Right, we’re just going to come out and say it… 2013 has been a disastrous year for Hollywood movies.
Every year in the summer ‘blockbuster season’ there are hits and there are flops, but this year it’s the flops that have grabbed the headlines. From ‘After Earth’ to ‘White House Down’, studio bigwigs have spent billions producing product that audiences have mostly ignored.
According to stats site Box Office Mojo, only six films have made a profit in excess of $300 million so far - which, we reckon, is roughly the amount that constitutes a success because production budgets don’t include marketing costs (often at least $100 million).
Those six films are ‘Iron Man 3’, ‘Man of Steel’ ‘Fast and Furious 6’, ‘Despicable Me 2’, ‘The Croods’ and ‘Monsters University’.
That leaves plenty of movies which barely broke even - despite intense focus group testing, huge production budgets and elaborate global marketing campaigns. But why?
We’ve had a look at this year’s most high profile flops to find out. It’s worth remembering that several haven’t even been released in the UK yet, like our first example, ‘The Lone Ranger’. Nonetheless, Disney has already predicted it’ll lose $190 million, so it’s unlikely us Brits will make much difference.
'The Lone Ranger'
Johnny Depp, Jerry Bruckheimer, a recognisable brand – ‘The Lone Ranger’ had the same ingredients that made ‘Pirates of the Caribbean’ a success. At least Disney thought so, and gave Bruckheimer and co. $215 million to make it happen. But the film was almost cancelled mid-way through over budget concerns and it only took only $85m at the US box office.
What went wrong? In a rare example of press junket honesty, the film’s star Armie Hammer told us that American critics “slit the jugular” of ‘Lone Ranger’. He said reviewers judged the project on its behind-the-scenes problems and poisoned audiences against it in advance. But critics hated the ‘Pirates’ sequels and they made billions. The simple reason it flopped may be that people just don’t like westerns anymore.
Ryan Reynolds, great as he is, could be this year’s Taylor Kitsch, who headlined ‘John Carter’ and ‘Battleship’, two of 2012’s biggest bombs. Reynolds’ disasters are ‘Turbo’ (see below) and this adaptation of the little-known comic. A bigger failure than famed flop ‘Green Lantern’, even a bearded Jeff Bridges busting ghosts wasn’t enough to garner ‘R.I.P.D’ some much-needed mass-appeal.
What went wrong? Not out in the UK until September 20, ‘R.I.P.D’ suffered in the States because, well, nobody really knew it existed until its release. A terribly reviewed, thinly-veiled rehash of ‘Men in Black’ - only with paranormal spirits instead of alien nasties – it also had a confusing title.

■ Written request:
Retype the film flops text word for word, everything from "What went wrong? Not" down to "a confusing title.".

■ Dataset extract:
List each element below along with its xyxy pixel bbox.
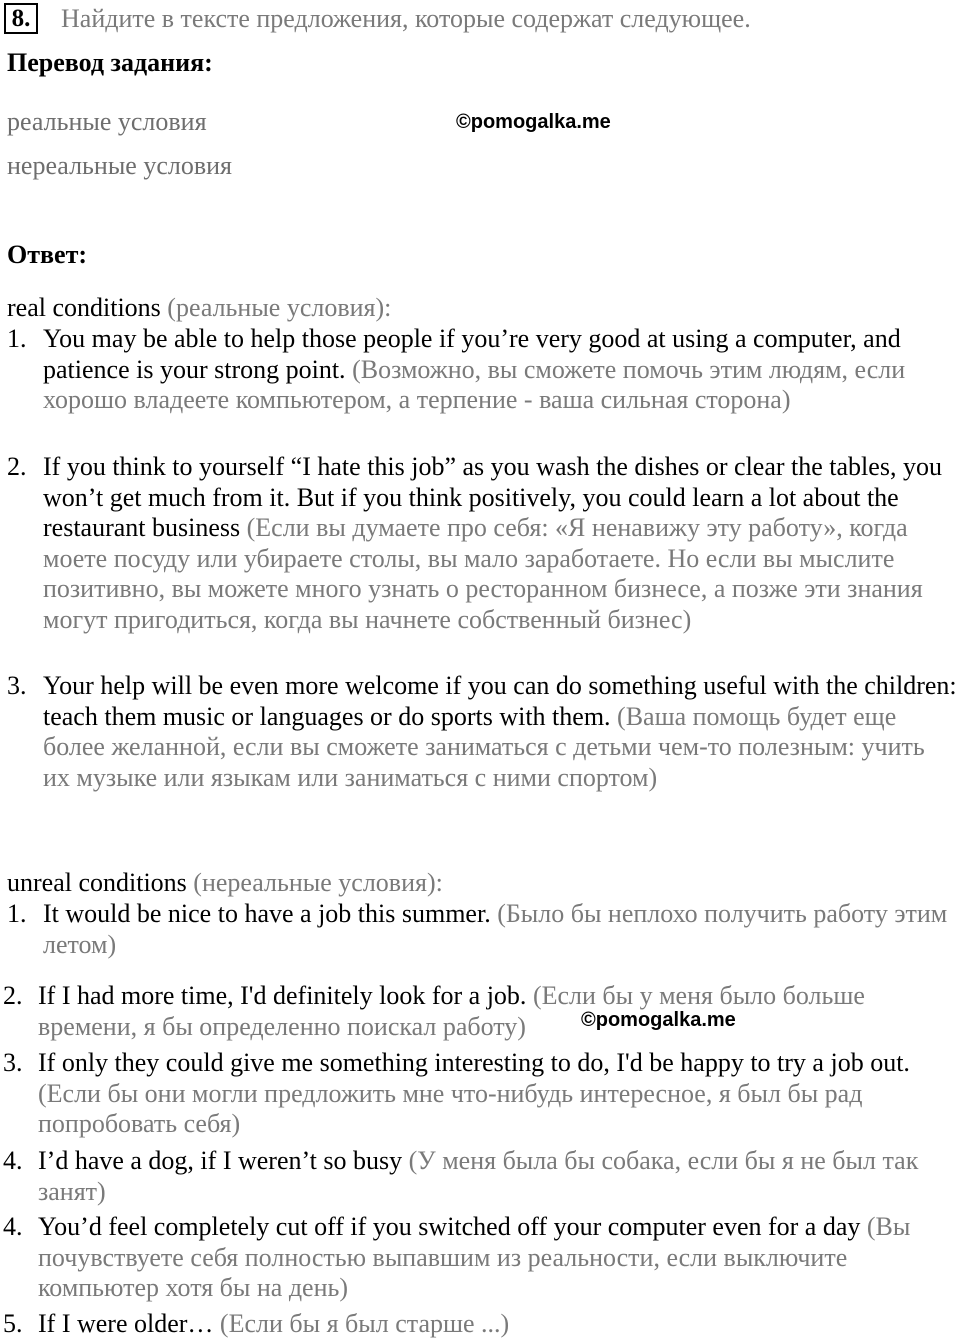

■ Task output:
What went wrong? Not out in the UK until September 20, ‘R.I.P.D’ suffered in the States because, well, nobody really knew it existed until its release. A terribly reviewed, thinly-veiled rehash of ‘Men in Black’ - only with paranormal spirits instead of alien nasties – it also had a confusing title.